# EXERCISE MATERIALS:

• • • •

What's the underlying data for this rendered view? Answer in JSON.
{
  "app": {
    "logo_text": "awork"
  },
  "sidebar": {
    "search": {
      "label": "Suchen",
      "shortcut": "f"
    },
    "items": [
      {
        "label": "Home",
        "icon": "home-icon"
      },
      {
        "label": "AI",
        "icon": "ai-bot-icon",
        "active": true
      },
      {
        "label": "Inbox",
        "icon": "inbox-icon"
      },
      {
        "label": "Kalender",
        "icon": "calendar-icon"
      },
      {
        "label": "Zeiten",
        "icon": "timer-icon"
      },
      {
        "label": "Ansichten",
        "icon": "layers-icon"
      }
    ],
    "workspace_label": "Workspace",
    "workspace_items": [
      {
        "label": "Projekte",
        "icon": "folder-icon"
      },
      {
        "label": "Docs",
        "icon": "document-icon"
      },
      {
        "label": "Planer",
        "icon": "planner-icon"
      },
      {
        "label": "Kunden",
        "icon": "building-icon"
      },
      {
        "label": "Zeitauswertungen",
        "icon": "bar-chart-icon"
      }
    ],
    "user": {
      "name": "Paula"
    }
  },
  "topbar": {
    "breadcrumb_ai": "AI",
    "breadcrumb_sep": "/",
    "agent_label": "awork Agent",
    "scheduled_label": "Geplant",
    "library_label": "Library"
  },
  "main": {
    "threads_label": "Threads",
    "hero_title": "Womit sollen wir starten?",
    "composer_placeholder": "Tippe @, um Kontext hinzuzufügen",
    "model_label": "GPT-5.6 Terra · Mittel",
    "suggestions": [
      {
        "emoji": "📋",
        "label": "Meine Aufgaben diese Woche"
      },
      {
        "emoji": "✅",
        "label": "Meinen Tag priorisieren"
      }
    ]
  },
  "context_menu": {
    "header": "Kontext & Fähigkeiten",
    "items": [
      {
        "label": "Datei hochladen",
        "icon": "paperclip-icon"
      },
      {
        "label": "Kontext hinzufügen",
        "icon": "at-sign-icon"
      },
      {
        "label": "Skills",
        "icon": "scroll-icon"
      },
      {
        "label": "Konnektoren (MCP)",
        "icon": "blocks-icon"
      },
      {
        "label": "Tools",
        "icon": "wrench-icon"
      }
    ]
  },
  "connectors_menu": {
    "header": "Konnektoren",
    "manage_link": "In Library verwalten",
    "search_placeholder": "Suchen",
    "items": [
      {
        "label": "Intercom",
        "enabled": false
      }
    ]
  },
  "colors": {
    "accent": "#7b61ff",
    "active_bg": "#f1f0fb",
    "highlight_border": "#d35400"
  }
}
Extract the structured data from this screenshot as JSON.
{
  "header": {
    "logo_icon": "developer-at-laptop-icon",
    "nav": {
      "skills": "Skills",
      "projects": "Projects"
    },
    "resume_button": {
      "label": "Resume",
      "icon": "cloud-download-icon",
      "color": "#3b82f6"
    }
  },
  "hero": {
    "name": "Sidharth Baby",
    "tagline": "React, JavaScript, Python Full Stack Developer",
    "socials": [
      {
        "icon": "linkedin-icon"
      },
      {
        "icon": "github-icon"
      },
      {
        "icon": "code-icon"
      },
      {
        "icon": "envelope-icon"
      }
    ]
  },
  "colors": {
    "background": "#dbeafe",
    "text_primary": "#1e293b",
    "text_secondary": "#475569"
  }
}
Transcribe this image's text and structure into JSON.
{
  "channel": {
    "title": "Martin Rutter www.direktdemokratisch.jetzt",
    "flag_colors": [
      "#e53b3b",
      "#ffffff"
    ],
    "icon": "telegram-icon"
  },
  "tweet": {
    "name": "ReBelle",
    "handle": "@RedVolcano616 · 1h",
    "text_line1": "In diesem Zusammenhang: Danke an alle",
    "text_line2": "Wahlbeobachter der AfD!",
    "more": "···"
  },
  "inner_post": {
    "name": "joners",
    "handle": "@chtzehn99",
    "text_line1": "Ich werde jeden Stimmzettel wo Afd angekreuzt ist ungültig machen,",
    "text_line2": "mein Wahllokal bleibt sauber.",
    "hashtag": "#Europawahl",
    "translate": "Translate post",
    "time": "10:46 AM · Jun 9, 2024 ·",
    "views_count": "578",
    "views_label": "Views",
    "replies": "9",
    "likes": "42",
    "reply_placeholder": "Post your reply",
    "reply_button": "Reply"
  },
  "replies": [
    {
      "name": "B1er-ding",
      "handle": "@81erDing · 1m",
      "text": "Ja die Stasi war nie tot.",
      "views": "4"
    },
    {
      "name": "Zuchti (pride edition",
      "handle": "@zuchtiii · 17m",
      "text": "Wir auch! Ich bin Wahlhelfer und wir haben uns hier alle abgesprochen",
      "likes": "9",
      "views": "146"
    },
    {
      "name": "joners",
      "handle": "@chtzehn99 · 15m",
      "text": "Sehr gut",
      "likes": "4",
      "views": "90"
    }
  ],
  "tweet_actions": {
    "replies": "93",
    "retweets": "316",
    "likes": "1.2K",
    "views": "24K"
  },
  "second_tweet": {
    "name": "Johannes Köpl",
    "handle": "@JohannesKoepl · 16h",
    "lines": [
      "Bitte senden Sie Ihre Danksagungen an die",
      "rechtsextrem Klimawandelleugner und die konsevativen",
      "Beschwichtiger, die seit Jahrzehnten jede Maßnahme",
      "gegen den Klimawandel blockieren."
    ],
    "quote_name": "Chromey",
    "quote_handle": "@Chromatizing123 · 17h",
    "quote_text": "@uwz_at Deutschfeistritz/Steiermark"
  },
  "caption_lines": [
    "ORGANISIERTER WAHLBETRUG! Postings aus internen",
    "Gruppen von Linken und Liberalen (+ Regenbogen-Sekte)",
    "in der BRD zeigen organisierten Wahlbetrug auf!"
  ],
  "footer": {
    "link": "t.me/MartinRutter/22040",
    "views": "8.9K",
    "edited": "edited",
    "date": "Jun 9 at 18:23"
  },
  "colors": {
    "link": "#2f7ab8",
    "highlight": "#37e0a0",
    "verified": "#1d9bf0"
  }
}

• • • •

# AIM:
Write out the whole listing again. Match it word for word.

# ANSWER TO THE PROBLEM:
What's the underlying data for this rendered view? Answer in JSON.
{
  "app": {
    "logo_text": "awork"
  },
  "sidebar": {
    "search": {
      "label": "Suchen",
      "shortcut": "f"
    },
    "items": [
      {
        "label": "Home",
        "icon": "home-icon"
      },
      {
        "label": "AI",
        "icon": "ai-bot-icon",
        "active": true
      },
      {
        "label": "Inbox",
        "icon": "inbox-icon"
      },
      {
        "label": "Kalender",
        "icon": "calendar-icon"
      },
      {
        "label": "Zeiten",
        "icon": "timer-icon"
      },
      {
        "label": "Ansichten",
        "icon": "layers-icon"
      }
    ],
    "workspace_label": "Workspace",
    "workspace_items": [
      {
        "label": "Projekte",
        "icon": "folder-icon"
      },
      {
        "label": "Docs",
        "icon": "document-icon"
      },
      {
        "label": "Planer",
        "icon": "planner-icon"
      },
      {
        "label": "Kunden",
        "icon": "building-icon"
      },
      {
        "label": "Zeitauswertungen",
        "icon": "bar-chart-icon"
      }
    ],
    "user": {
      "name": "Paula"
    }
  },
  "topbar": {
    "breadcrumb_ai": "AI",
    "breadcrumb_sep": "/",
    "agent_label": "awork Agent",
    "scheduled_label": "Geplant",
    "library_label": "Library"
  },
  "main": {
    "threads_label": "Threads",
    "hero_title": "Womit sollen wir starten?",
    "composer_placeholder": "Tippe @, um Kontext hinzuzufügen",
    "model_label": "GPT-5.6 Terra · Mittel",
    "suggestions": [
      {
        "emoji": "📋",
        "label": "Meine Aufgaben diese Woche"
      },
      {
        "emoji": "✅",
        "label": "Meinen Tag priorisieren"
      }
    ]
  },
  "context_menu": {
    "header": "Kontext & Fähigkeiten",
    "items": [
      {
        "label": "Datei hochladen",
        "icon": "paperclip-icon"
      },
      {
        "label": "Kontext hinzufügen",
        "icon": "at-sign-icon"
      },
      {
        "label": "Skills",
        "icon": "scroll-icon"
      },
      {
        "label": "Konnektoren (MCP)",
        "icon": "blocks-icon"
      },
      {
        "label": "Tools",
        "icon": "wrench-icon"
      }
    ]
  },
  "connectors_menu": {
    "header": "Konnektoren",
    "manage_link": "In Library verwalten",
    "search_placeholder": "Suchen",
    "items": [
      {
        "label": "Intercom",
        "enabled": false
      }
    ]
  },
  "colors": {
    "accent": "#7b61ff",
    "active_bg": "#f1f0fb",
    "highlight_border": "#d35400"
  }
}
Extract the structured data from this screenshot as JSON.
{
  "header": {
    "logo_icon": "developer-at-laptop-icon",
    "nav": {
      "skills": "Skills",
      "projects": "Projects"
    },
    "resume_button": {
      "label": "Resume",
      "icon": "cloud-download-icon",
      "color": "#3b82f6"
    }
  },
  "hero": {
    "name": "Sidharth Baby",
    "tagline": "React, JavaScript, Python Full Stack Developer",
    "socials": [
      {
        "icon": "linkedin-icon"
      },
      {
        "icon": "github-icon"
      },
      {
        "icon": "code-icon"
      },
      {
        "icon": "envelope-icon"
      }
    ]
  },
  "colors": {
    "background": "#dbeafe",
    "text_primary": "#1e293b",
    "text_secondary": "#475569"
  }
}
Transcribe this image's text and structure into JSON.
{
  "channel": {
    "title": "Martin Rutter www.direktdemokratisch.jetzt",
    "flag_colors": [
      "#e53b3b",
      "#ffffff"
    ],
    "icon": "telegram-icon"
  },
  "tweet": {
    "name": "ReBelle",
    "handle": "@RedVolcano616 · 1h",
    "text_line1": "In diesem Zusammenhang: Danke an alle",
    "text_line2": "Wahlbeobachter der AfD!",
    "more": "···"
  },
  "inner_post": {
    "name": "joners",
    "handle": "@chtzehn99",
    "text_line1": "Ich werde jeden Stimmzettel wo Afd angekreuzt ist ungültig machen,",
    "text_line2": "mein Wahllokal bleibt sauber.",
    "hashtag": "#Europawahl",
    "translate": "Translate post",
    "time": "10:46 AM · Jun 9, 2024 ·",
    "views_count": "578",
    "views_label": "Views",
    "replies": "9",
    "likes": "42",
    "reply_placeholder": "Post your reply",
    "reply_button": "Reply"
  },
  "replies": [
    {
      "name": "B1er-ding",
      "handle": "@81erDing · 1m",
      "text": "Ja die Stasi war nie tot.",
      "views": "4"
    },
    {
      "name": "Zuchti (pride edition",
      "handle": "@zuchtiii · 17m",
      "text": "Wir auch! Ich bin Wahlhelfer und wir haben uns hier alle abgesprochen",
      "likes": "9",
      "views": "146"
    },
    {
      "name": "joners",
      "handle": "@chtzehn99 · 15m",
      "text": "Sehr gut",
      "likes": "4",
      "views": "90"
    }
  ],
  "tweet_actions": {
    "replies": "93",
    "retweets": "316",
    "likes": "1.2K",
    "views": "24K"
  },
  "second_tweet": {
    "name": "Johannes Köpl",
    "handle": "@JohannesKoepl · 16h",
    "lines": [
      "Bitte senden Sie Ihre Danksagungen an die",
      "rechtsextrem Klimawandelleugner und die konsevativen",
      "Beschwichtiger, die seit Jahrzehnten jede Maßnahme",
      "gegen den Klimawandel blockieren."
    ],
    "quote_name": "Chromey",
    "quote_handle": "@Chromatizing123 · 17h",
    "quote_text": "@uwz_at Deutschfeistritz/Steiermark"
  },
  "caption_lines": [
    "ORGANISIERTER WAHLBETRUG! Postings aus internen",
    "Gruppen von Linken und Liberalen (+ Regenbogen-Sekte)",
    "in der BRD zeigen organisierten Wahlbetrug auf!"
  ],
  "footer": {
    "link": "t.me/MartinRutter/22040",
    "views": "8.9K",
    "edited": "edited",
    "date": "Jun 9 at 18:23"
  },
  "colors": {
    "link": "#2f7ab8",
    "highlight": "#37e0a0",
    "verified": "#1d9bf0"
  }
}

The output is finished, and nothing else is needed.